- _Task description_
What follows is a listing; restate every line of it word for word.

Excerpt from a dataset
#####
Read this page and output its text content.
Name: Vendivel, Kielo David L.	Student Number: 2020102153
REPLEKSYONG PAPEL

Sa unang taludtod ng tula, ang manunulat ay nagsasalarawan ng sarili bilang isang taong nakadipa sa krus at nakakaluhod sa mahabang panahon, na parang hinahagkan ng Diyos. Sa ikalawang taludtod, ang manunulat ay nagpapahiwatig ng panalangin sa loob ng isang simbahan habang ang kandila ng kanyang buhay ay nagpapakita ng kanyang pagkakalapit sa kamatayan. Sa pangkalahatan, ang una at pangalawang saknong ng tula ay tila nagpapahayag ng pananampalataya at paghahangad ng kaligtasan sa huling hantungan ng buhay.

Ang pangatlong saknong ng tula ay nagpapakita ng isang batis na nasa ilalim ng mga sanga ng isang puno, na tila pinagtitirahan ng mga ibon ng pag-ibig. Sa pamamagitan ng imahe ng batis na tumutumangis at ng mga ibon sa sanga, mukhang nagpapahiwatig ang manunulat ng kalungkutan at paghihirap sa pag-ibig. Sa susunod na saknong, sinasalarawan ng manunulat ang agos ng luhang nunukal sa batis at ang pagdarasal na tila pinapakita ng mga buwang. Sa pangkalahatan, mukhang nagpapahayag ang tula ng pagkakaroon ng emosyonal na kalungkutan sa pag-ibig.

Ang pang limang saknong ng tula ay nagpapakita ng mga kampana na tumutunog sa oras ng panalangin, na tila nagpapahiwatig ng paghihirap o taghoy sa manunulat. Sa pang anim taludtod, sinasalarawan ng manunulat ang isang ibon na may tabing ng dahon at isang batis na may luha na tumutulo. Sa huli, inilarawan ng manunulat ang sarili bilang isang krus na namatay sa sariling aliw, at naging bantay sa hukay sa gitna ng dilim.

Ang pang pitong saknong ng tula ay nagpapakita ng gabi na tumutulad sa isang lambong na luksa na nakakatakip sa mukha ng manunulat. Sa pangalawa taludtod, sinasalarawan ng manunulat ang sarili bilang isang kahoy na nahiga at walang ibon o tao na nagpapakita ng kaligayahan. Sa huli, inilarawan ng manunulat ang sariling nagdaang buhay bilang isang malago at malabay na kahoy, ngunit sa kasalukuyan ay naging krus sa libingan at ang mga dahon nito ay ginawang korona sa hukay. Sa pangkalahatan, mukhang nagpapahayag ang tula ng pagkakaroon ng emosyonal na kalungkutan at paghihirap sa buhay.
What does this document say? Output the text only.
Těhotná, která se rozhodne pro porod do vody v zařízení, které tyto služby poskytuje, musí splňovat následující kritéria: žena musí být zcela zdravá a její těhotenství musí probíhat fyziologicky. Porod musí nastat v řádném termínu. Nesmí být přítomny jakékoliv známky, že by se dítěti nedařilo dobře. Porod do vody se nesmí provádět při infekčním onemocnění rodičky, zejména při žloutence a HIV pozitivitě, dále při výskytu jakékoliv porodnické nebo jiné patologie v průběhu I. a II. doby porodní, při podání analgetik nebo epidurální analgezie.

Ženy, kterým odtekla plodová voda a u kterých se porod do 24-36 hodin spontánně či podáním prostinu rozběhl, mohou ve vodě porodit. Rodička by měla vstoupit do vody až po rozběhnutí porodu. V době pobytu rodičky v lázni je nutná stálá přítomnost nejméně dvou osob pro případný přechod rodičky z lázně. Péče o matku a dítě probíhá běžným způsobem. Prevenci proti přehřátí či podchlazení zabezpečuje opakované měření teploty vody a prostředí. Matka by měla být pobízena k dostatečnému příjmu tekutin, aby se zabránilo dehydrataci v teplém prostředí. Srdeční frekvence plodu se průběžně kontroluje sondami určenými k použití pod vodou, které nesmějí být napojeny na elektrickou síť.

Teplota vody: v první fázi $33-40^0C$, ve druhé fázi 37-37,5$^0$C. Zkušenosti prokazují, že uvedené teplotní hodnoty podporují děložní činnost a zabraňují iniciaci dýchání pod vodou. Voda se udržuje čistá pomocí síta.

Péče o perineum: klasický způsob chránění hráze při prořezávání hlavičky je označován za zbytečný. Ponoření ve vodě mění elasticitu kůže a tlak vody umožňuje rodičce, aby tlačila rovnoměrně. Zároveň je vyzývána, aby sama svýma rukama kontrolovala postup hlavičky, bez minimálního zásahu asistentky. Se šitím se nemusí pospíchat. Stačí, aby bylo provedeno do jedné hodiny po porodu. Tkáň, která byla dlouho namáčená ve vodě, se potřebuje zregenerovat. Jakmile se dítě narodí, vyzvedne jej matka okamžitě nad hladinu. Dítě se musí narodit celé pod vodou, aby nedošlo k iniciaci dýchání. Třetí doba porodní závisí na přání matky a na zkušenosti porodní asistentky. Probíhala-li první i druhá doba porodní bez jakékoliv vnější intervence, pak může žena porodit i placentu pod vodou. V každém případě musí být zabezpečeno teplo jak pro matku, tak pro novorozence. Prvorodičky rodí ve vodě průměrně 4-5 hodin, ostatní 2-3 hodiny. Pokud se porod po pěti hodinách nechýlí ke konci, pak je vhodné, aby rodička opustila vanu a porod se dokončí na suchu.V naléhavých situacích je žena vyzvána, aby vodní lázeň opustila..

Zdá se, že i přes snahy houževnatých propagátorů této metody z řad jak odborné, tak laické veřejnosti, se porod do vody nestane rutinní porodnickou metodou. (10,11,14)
#####
- _Worked answer_
Read this page and output its text content.
Name: Vendivel, Kielo David L.	Student Number: 2020102153
REPLEKSYONG PAPEL

Sa unang taludtod ng tula, ang manunulat ay nagsasalarawan ng sarili bilang isang taong nakadipa sa krus at nakakaluhod sa mahabang panahon, na parang hinahagkan ng Diyos. Sa ikalawang taludtod, ang manunulat ay nagpapahiwatig ng panalangin sa loob ng isang simbahan habang ang kandila ng kanyang buhay ay nagpapakita ng kanyang pagkakalapit sa kamatayan. Sa pangkalahatan, ang una at pangalawang saknong ng tula ay tila nagpapahayag ng pananampalataya at paghahangad ng kaligtasan sa huling hantungan ng buhay.

Ang pangatlong saknong ng tula ay nagpapakita ng isang batis na nasa ilalim ng mga sanga ng isang puno, na tila pinagtitirahan ng mga ibon ng pag-ibig. Sa pamamagitan ng imahe ng batis na tumutumangis at ng mga ibon sa sanga, mukhang nagpapahiwatig ang manunulat ng kalungkutan at paghihirap sa pag-ibig. Sa susunod na saknong, sinasalarawan ng manunulat ang agos ng luhang nunukal sa batis at ang pagdarasal na tila pinapakita ng mga buwang. Sa pangkalahatan, mukhang nagpapahayag ang tula ng pagkakaroon ng emosyonal na kalungkutan sa pag-ibig.

Ang pang limang saknong ng tula ay nagpapakita ng mga kampana na tumutunog sa oras ng panalangin, na tila nagpapahiwatig ng paghihirap o taghoy sa manunulat. Sa pang anim taludtod, sinasalarawan ng manunulat ang isang ibon na may tabing ng dahon at isang batis na may luha na tumutulo. Sa huli, inilarawan ng manunulat ang sarili bilang isang krus na namatay sa sariling aliw, at naging bantay sa hukay sa gitna ng dilim.

Ang pang pitong saknong ng tula ay nagpapakita ng gabi na tumutulad sa isang lambong na luksa na nakakatakip sa mukha ng manunulat. Sa pangalawa taludtod, sinasalarawan ng manunulat ang sarili bilang isang kahoy na nahiga at walang ibon o tao na nagpapakita ng kaligayahan. Sa huli, inilarawan ng manunulat ang sariling nagdaang buhay bilang isang malago at malabay na kahoy, ngunit sa kasalukuyan ay naging krus sa libingan at ang mga dahon nito ay ginawang korona sa hukay. Sa pangkalahatan, mukhang nagpapahayag ang tula ng pagkakaroon ng emosyonal na kalungkutan at paghihirap sa buhay.
What does this document say? Output the text only.
Těhotná, která se rozhodne pro porod do vody v zařízení, které tyto služby poskytuje, musí splňovat následující kritéria: žena musí být zcela zdravá a její těhotenství musí probíhat fyziologicky. Porod musí nastat v řádném termínu. Nesmí být přítomny jakékoliv známky, že by se dítěti nedařilo dobře. Porod do vody se nesmí provádět při infekčním onemocnění rodičky, zejména při žloutence a HIV pozitivitě, dále při výskytu jakékoliv porodnické nebo jiné patologie v průběhu I. a II. doby porodní, při podání analgetik nebo epidurální analgezie.

Ženy, kterým odtekla plodová voda a u kterých se porod do 24-36 hodin spontánně či podáním prostinu rozběhl, mohou ve vodě porodit. Rodička by měla vstoupit do vody až po rozběhnutí porodu. V době pobytu rodičky v lázni je nutná stálá přítomnost nejméně dvou osob pro případný přechod rodičky z lázně. Péče o matku a dítě probíhá běžným způsobem. Prevenci proti přehřátí či podchlazení zabezpečuje opakované měření teploty vody a prostředí. Matka by měla být pobízena k dostatečnému příjmu tekutin, aby se zabránilo dehydrataci v teplém prostředí. Srdeční frekvence plodu se průběžně kontroluje sondami určenými k použití pod vodou, které nesmějí být napojeny na elektrickou síť.

Teplota vody: v první fázi $33-40^0C$, ve druhé fázi 37-37,5$^0$C. Zkušenosti prokazují, že uvedené teplotní hodnoty podporují děložní činnost a zabraňují iniciaci dýchání pod vodou. Voda se udržuje čistá pomocí síta.

Péče o perineum: klasický způsob chránění hráze při prořezávání hlavičky je označován za zbytečný. Ponoření ve vodě mění elasticitu kůže a tlak vody umožňuje rodičce, aby tlačila rovnoměrně. Zároveň je vyzývána, aby sama svýma rukama kontrolovala postup hlavičky, bez minimálního zásahu asistentky. Se šitím se nemusí pospíchat. Stačí, aby bylo provedeno do jedné hodiny po porodu. Tkáň, která byla dlouho namáčená ve vodě, se potřebuje zregenerovat. Jakmile se dítě narodí, vyzvedne jej matka okamžitě nad hladinu. Dítě se musí narodit celé pod vodou, aby nedošlo k iniciaci dýchání. Třetí doba porodní závisí na přání matky a na zkušenosti porodní asistentky. Probíhala-li první i druhá doba porodní bez jakékoliv vnější intervence, pak může žena porodit i placentu pod vodou. V každém případě musí být zabezpečeno teplo jak pro matku, tak pro novorozence. Prvorodičky rodí ve vodě průměrně 4-5 hodin, ostatní 2-3 hodiny. Pokud se porod po pěti hodinách nechýlí ke konci, pak je vhodné, aby rodička opustila vanu a porod se dokončí na suchu.V naléhavých situacích je žena vyzvána, aby vodní lázeň opustila..

Zdá se, že i přes snahy houževnatých propagátorů této metody z řad jak odborné, tak laické veřejnosti, se porod do vody nestane rutinní porodnickou metodou. (10,11,14)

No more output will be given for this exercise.